Given exercise A >>
Answer these from the forum thread on a fighting game engine:
(i) Which game does the first poster give as the RPG-style example?
(ii) How many 8x8 tiles can the NES draw on a single scanline?
(iii) How many tiles in total can the NES handle?
Given exercise B >> Show each line of the rows that contains the string "right".

Fighting Game Engine

DChilders84

New member
I know this wasn't a stretch goal, but does anyone think there will be a way of creating a decent fighting game engine in NES Maker? Obviously I'm not expecting something like Super Street Fighter 2 Turbo for SNES, but something workable that can potentially be inserted in to another style of game.

This was always one of my "fantasies" in gaming. I wanted an RPG style game (Final Fantasy 3) that swapped to a fighting game style (Street Fighter 2) engine for the random battles. As you grew your character's stats, the enemies you fought would scale as well. To date, I really can't think of any game that has done something like this. There are games with combo systems (Legend of Legaia) and similar, but nothing that seamlessly blends the genres of RPG and Fighter. This would also open the door to online battles where you pit your character against other peoples'. Like I said, just a fantasy of mine.
 

RadJunk

Administrator
Staff member
One of the big challenges with these sorts of fighting games is the sprites. The NES has some hard rules when it comes to sprite drawing...for instance, only 8 8x8 tiles (sprites) on a scanline...after that, they just don't draw. Or, if you develop a system to cycle drawing priority, they "flicker", and if you ever played a NES game, you know how many games have that classic flicker.

So let's say you have a game that has graphics comparable to Street Fighter 2 in size. If I'm not mistaken, Ryu standing still is approximately 40 pixels wide...so 40/8=5 tiles. That means Ryu fighting Ryu would be 10 tiles...which means even just two characters standing facing each other would either have sprite dropout or flickering. Now, what if they both have their arms extended in a punch? That adds another 40 pixels or so to each. So...now you have 20 pixels in a single scanline, when the NES can only handle 8.

Not to mention, Ryu is approximately 5 tiles wide and 10 tiles tall, making him 50 tiles total. Two Ryus on screen would be 100 tiles total...but the NES can only handle 64.

Source data >>
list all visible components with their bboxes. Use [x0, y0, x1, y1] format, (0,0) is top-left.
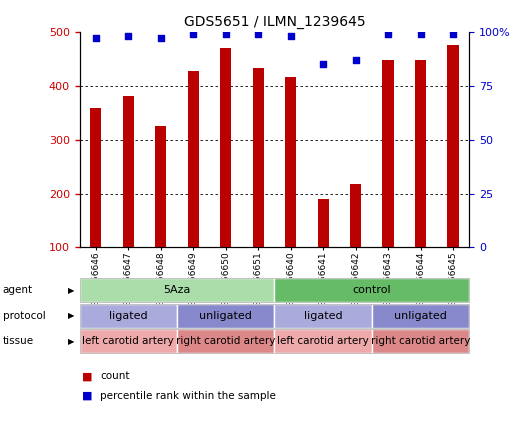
Text: 5Aza: 5Aza — [163, 286, 191, 295]
Text: control: control — [352, 286, 391, 295]
Point — [417, 30, 425, 37]
Text: ▶: ▶ — [68, 337, 74, 346]
Bar — [415, 60, 426, 247]
Text: ■: ■ — [82, 390, 92, 401]
Bar — [383, 60, 394, 247]
Point — [124, 33, 132, 39]
Bar — [220, 48, 231, 247]
Text: unligated: unligated — [394, 311, 447, 321]
Point — [287, 33, 295, 39]
Text: count: count — [100, 371, 130, 382]
Text: ■: ■ — [82, 371, 92, 382]
Bar — [285, 77, 297, 247]
Text: unligated: unligated — [199, 311, 252, 321]
Bar — [155, 126, 166, 247]
Text: tissue: tissue — [3, 336, 34, 346]
Text: right carotid artery: right carotid artery — [176, 336, 275, 346]
Title: GDS5651 / ILMN_1239645: GDS5651 / ILMN_1239645 — [184, 15, 365, 29]
Point — [156, 35, 165, 41]
Point — [92, 35, 100, 41]
Bar — [188, 71, 199, 247]
Text: protocol: protocol — [3, 311, 45, 321]
Text: ligated: ligated — [109, 311, 148, 321]
Text: right carotid artery: right carotid artery — [371, 336, 470, 346]
Text: ▶: ▶ — [68, 311, 74, 320]
Text: left carotid artery: left carotid artery — [278, 336, 369, 346]
Point — [222, 30, 230, 37]
Text: left carotid artery: left carotid artery — [83, 336, 174, 346]
Point — [351, 56, 360, 63]
Bar — [252, 69, 264, 247]
Bar — [350, 184, 361, 247]
Bar — [447, 45, 459, 247]
Point — [319, 60, 327, 67]
Text: percentile rank within the sample: percentile rank within the sample — [100, 390, 276, 401]
Point — [189, 30, 198, 37]
Bar — [123, 96, 134, 247]
Bar — [318, 199, 329, 247]
Point — [254, 30, 262, 37]
Text: ligated: ligated — [304, 311, 343, 321]
Text: ▶: ▶ — [68, 286, 74, 295]
Point — [384, 30, 392, 37]
Text: agent: agent — [3, 286, 33, 295]
Point — [449, 30, 457, 37]
Bar — [90, 108, 102, 247]
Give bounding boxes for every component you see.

Expected output A >>
(i) Final Fantasy 3
(ii) 8
(iii) 64

Expected output B >>
Text: right carotid artery: right carotid artery — [176, 336, 275, 346]
Text: right carotid artery: right carotid artery — [371, 336, 470, 346]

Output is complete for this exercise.